>> start Selected passage
We did that. By which I mean ALL of us!

There’s still work to be done, of course. The latest EU VAT Action call to arms is here , and please do spread the word with all your friends and contacts across Europe and elsewhere overseas. Let them know this is the site to check for updates and information on who to write to and about what.

Now you must excuse me, as I need to prepare for meetings in London today and Brussels next week…

Clare Josa and I will be taking your concerns direct to the EU Commission and the European Parliament next week. On Tuesday evening Clare’s presenting our survey findings at a formal dinner on the barriers to the Digital Single Market, organised by the European Internet Forum, and attended by MEPs, their staff and the EU Commission / EU Council representatives.

On Wednesday morning, Vicky Ford MEP is hosting a breakfast meeting where we can directly brief MEPs, EU Commission Advisers and PayPal. We’re hoping for more MEP meetings later in the day, including meeting with the Dutch Labour MEPs, and hopefully a formal meeting with PayPal, where we will be pushing for them to release the customer’s VERIFIED country code for ALL transactions, as well as to allow 2+ rates of VAT per country, not just one.

No.10 Downing Street has also agreed to formally request meetings for us with Donato Raponi and Andrus Ansip later this month. Fingers crossed that this prompts something definite – we’ve had tentative arrangements thus far which keep getting postponed.

That’s the latest news! And hopefully explains why a lack of recent updates here doesn’t mean we weren’t still hard at work!

Update on how to tell EU Commissioner Andrus Ansip your new digital trading difficulties.

EU Commissioner Andrus Ansip, who’s responsible for European Digital Single Market initiatives, is one of the key people we need to convince of the damage being done by the new requirements to tax digital products at place of consumption, not supply.

He’s starting to realise there’s an issue here… and has arranged this Twitter chat. for Monday morning, 23rd February.

Over on the EU VAT Action website, we’ve posted details on how to make the best of this opportunity.

Which is all very well, if you’re on Twitter, live in the same time zone, and not in paid employment at that time, because you run your digital business during your evenings and weekends…

well, firstly, if any of those barriers mean you won’t be able to participate, drop me a line with what you want to say, and I will do so on your behalf. You can also contribute via Facebook if you wish – details on that EU VAT Action update.

Secondly, EU VAT Action is having another online action drive from 5pm GMT on Monday. We really, really need to alert other European finance ministries and tax authorities to the problems all this has created, so we’ve found email and contact details for as many of them as we could, to help people target their communications most effectively.

They need to know how #EUVAT is hurting your business. The more hard data and detail you can give, the better.

They need to know why third-party platforms and tech solutions aren’t the answer. Tell them how much those would cost you – and how they don’t even necessarily help.

They need to know digital microbusiness needs a threshold specifically, and only, in relation to this law, below which they’re exempt from this particular legislation only.

Below that threshold each country’s domestic VAT rules for small businesses would continue to apply, so member states’ national sovereignty over taxation would be untouched.

A busy and productive week for the EU VAT Action Campaign Team

For a SF and Fantasy novelist, I’m spending a remarkable amount of time being an activist at the moment. Well, it needs doing.
>> end Selected passage
>> start Listed entries
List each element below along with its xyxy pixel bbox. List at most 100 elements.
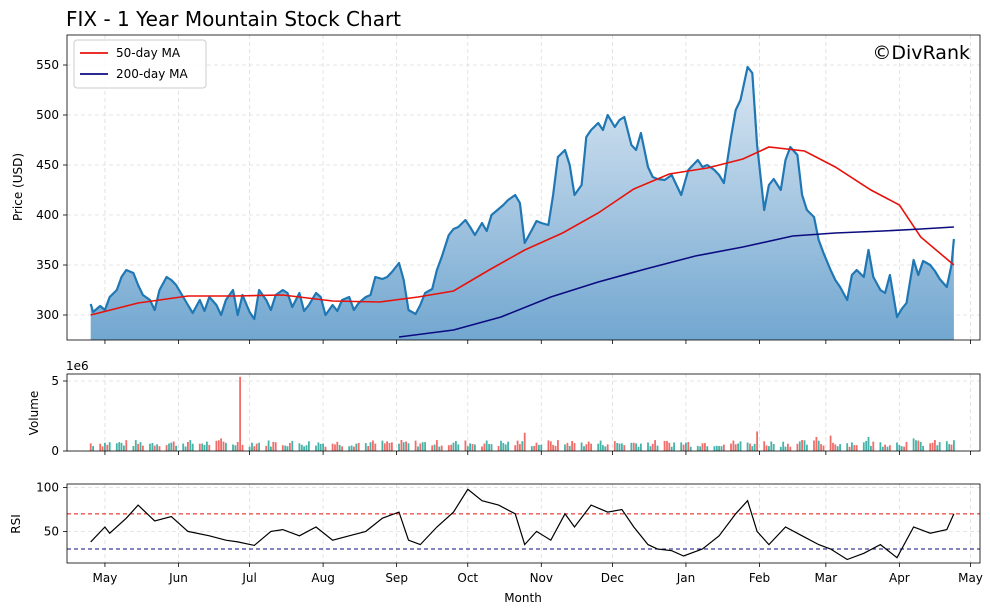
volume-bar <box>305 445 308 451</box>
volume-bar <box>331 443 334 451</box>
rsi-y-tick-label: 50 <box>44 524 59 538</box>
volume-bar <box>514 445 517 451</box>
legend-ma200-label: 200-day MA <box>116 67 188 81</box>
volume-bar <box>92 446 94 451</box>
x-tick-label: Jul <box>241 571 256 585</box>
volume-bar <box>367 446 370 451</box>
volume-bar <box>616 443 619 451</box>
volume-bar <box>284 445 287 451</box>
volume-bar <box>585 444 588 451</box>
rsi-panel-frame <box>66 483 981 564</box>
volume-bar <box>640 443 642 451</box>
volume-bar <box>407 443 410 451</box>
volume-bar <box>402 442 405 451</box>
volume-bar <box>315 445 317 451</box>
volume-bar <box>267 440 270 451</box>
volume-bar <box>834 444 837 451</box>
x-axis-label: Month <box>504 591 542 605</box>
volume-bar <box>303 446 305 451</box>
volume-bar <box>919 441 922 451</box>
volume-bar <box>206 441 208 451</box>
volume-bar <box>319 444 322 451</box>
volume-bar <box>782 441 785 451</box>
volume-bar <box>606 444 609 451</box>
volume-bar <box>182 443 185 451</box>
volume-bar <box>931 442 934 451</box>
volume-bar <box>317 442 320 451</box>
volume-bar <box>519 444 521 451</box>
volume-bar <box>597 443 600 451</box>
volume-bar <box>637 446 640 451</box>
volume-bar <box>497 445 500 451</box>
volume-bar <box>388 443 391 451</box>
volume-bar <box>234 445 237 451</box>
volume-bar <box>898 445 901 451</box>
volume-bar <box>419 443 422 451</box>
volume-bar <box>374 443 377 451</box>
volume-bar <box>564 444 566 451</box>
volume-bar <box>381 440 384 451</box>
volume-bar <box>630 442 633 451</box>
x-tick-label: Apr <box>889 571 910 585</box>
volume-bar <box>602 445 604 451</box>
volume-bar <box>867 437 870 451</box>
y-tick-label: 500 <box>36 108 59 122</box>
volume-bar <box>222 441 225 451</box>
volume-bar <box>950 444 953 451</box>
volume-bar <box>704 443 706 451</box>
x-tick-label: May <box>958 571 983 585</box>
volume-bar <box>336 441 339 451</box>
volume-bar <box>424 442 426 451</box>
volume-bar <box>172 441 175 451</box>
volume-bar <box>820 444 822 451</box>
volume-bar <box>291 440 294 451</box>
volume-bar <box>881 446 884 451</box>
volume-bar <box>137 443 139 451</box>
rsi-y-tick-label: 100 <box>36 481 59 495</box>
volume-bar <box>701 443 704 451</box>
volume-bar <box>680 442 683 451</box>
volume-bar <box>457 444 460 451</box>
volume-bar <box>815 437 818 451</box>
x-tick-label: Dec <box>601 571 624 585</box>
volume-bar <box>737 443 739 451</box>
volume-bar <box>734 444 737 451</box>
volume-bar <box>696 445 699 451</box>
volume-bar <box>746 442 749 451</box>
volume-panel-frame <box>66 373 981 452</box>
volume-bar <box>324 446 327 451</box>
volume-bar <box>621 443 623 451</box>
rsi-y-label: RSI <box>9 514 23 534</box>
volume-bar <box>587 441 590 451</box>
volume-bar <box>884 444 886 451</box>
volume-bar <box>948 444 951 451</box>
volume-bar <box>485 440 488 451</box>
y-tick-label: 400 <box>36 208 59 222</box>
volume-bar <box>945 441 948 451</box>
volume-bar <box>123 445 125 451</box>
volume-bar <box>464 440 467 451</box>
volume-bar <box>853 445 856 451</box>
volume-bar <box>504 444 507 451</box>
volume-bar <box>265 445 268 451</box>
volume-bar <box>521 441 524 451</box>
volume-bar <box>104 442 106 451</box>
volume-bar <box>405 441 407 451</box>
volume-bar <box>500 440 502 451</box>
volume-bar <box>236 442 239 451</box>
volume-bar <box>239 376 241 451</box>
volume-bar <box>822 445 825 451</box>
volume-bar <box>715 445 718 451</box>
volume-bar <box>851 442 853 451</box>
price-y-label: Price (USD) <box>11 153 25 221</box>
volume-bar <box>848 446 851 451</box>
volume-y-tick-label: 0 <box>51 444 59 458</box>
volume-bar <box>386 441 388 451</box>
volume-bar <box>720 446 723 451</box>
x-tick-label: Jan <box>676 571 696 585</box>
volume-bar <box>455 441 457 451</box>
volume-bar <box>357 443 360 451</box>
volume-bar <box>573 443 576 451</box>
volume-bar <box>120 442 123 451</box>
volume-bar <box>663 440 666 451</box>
>> end Listed entries
>> start Listed entries
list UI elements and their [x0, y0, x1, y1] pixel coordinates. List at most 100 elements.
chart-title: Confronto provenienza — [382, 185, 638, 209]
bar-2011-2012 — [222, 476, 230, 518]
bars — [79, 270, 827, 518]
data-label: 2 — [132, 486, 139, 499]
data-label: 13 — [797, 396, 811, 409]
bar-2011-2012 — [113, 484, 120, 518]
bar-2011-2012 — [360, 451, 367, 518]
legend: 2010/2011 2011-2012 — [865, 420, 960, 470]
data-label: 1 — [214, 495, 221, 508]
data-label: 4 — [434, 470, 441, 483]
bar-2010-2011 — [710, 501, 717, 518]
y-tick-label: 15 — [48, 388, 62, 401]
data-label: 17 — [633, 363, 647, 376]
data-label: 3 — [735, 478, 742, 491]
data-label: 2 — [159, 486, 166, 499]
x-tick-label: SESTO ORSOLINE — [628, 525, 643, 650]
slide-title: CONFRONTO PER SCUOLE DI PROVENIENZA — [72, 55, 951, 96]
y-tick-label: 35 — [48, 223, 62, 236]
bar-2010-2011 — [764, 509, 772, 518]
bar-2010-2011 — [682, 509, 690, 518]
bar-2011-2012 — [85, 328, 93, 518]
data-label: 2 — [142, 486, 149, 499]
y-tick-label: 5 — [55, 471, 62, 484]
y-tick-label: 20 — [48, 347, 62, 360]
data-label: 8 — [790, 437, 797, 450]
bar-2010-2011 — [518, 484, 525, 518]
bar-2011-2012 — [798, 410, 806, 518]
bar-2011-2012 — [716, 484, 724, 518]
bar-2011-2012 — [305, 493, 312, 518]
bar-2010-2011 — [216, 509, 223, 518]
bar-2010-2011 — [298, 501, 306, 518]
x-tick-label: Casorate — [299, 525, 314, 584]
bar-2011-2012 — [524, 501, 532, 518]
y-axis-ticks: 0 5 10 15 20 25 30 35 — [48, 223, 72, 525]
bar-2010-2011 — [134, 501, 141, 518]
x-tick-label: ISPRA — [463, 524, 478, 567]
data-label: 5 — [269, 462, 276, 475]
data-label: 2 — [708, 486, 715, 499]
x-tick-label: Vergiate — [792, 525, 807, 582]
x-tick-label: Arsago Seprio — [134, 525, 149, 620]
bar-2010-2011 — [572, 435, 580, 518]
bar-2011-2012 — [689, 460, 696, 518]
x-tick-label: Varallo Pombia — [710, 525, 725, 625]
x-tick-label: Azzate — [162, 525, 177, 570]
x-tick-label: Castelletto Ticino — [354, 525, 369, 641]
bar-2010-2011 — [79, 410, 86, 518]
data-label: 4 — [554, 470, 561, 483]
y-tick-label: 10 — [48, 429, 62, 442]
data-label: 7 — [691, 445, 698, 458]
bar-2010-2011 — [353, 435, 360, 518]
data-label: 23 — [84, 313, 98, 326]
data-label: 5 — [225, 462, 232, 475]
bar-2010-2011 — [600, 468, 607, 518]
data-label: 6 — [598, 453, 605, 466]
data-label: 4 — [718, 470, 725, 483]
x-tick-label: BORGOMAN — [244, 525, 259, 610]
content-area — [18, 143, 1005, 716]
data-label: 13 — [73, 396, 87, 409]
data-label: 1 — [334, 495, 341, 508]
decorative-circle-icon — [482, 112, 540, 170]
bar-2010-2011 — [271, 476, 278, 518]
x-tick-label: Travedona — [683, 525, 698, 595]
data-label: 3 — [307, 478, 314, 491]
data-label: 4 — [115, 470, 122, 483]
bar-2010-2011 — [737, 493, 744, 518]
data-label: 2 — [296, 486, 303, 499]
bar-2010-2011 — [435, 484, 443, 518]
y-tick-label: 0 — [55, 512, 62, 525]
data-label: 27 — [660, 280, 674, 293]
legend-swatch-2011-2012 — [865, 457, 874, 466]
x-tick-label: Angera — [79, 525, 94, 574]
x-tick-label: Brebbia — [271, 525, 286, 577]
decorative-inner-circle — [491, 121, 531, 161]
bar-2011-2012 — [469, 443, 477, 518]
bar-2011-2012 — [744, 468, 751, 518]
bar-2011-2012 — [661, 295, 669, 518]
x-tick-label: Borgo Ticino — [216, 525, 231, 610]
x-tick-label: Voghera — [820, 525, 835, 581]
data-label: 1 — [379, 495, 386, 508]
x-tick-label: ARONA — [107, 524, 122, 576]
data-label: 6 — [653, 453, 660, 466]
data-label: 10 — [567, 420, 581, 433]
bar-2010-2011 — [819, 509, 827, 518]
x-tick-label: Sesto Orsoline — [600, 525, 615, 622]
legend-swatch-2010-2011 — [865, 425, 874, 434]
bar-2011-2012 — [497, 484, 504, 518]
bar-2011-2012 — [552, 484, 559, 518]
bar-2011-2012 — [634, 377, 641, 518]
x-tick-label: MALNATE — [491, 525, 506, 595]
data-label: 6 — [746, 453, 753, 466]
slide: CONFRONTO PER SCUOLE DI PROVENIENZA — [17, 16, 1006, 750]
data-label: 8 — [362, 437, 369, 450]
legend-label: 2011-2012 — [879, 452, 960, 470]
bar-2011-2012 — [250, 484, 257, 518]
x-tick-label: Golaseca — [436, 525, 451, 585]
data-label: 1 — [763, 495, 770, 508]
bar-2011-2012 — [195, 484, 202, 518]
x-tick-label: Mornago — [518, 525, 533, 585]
>> end Listed entries
>> start Listed entries
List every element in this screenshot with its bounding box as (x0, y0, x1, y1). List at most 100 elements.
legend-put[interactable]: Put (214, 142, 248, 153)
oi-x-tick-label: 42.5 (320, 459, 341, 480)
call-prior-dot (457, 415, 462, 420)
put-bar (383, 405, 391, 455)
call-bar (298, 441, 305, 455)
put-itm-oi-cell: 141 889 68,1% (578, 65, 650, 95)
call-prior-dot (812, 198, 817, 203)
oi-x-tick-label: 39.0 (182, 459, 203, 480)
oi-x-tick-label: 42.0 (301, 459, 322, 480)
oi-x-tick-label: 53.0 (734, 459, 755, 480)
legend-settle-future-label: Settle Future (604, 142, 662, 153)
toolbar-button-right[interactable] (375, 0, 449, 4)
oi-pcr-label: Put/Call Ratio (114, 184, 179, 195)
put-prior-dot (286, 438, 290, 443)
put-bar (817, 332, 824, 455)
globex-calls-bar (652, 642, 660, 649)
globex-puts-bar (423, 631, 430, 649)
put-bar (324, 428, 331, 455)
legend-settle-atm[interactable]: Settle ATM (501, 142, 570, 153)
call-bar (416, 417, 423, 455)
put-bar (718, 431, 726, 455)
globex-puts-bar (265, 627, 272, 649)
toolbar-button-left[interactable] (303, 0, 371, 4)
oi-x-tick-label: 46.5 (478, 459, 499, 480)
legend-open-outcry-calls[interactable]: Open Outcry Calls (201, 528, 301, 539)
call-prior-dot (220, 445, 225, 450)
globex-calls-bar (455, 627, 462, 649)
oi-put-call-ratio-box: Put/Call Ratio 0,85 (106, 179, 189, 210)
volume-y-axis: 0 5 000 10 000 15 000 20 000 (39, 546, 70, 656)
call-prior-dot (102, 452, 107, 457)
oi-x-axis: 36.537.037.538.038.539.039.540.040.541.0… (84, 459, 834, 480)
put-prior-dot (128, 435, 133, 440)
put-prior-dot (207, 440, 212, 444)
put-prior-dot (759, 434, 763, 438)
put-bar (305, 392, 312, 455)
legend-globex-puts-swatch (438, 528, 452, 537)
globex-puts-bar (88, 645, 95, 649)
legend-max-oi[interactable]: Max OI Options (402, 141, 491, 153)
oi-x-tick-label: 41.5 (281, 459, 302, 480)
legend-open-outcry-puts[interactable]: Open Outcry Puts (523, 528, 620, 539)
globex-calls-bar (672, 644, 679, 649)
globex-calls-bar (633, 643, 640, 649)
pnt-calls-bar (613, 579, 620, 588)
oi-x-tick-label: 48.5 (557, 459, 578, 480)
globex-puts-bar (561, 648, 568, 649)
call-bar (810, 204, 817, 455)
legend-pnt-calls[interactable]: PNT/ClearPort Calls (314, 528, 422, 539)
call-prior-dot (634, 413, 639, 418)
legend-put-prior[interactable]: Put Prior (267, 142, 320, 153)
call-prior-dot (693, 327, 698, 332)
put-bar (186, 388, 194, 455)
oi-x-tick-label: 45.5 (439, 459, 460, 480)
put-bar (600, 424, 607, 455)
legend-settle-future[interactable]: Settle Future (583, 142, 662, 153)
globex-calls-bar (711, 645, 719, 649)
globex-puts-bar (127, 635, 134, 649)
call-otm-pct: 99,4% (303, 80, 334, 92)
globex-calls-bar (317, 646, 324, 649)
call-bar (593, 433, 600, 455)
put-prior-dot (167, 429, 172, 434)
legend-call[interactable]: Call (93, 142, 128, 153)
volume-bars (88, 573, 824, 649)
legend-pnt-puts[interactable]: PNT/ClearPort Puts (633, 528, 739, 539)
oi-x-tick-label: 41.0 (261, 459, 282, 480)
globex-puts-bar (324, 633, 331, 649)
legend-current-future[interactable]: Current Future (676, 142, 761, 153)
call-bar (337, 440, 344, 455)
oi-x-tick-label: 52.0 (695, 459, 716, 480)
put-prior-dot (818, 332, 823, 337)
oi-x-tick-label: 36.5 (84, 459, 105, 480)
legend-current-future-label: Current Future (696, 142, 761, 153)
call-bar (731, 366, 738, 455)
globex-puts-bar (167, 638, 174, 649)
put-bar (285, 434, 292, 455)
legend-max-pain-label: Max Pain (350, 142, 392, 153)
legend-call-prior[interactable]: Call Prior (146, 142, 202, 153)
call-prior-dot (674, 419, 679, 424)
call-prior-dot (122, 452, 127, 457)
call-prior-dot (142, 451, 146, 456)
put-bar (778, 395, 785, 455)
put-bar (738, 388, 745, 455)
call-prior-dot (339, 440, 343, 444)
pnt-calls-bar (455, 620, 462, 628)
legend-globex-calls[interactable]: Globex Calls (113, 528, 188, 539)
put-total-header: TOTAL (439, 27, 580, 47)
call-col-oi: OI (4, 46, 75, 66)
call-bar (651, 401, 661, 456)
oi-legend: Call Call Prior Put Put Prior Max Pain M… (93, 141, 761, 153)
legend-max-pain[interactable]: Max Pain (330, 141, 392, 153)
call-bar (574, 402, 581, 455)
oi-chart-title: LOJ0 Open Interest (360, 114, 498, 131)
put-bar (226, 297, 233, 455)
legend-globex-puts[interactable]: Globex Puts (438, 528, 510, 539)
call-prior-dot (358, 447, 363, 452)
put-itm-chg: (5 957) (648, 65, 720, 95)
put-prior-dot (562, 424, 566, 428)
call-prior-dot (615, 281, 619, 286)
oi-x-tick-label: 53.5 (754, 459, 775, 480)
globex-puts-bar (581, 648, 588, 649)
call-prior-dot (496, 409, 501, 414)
>> end Listed entries
Directions: Write out the passage of the EU VAT campaign update that starts with "EU Commissioner Andrus Ansip, who’s" and runs through "morning, 23rd February.", unchanged.

Answer to this exercise:
EU Commissioner Andrus Ansip, who’s responsible for European Digital Single Market initiatives, is one of the key people we need to convince of the damage being done by the new requirements to tax digital products at place of consumption, not supply.

He’s starting to realise there’s an issue here… and has arranged this Twitter chat. for Monday morning, 23rd February.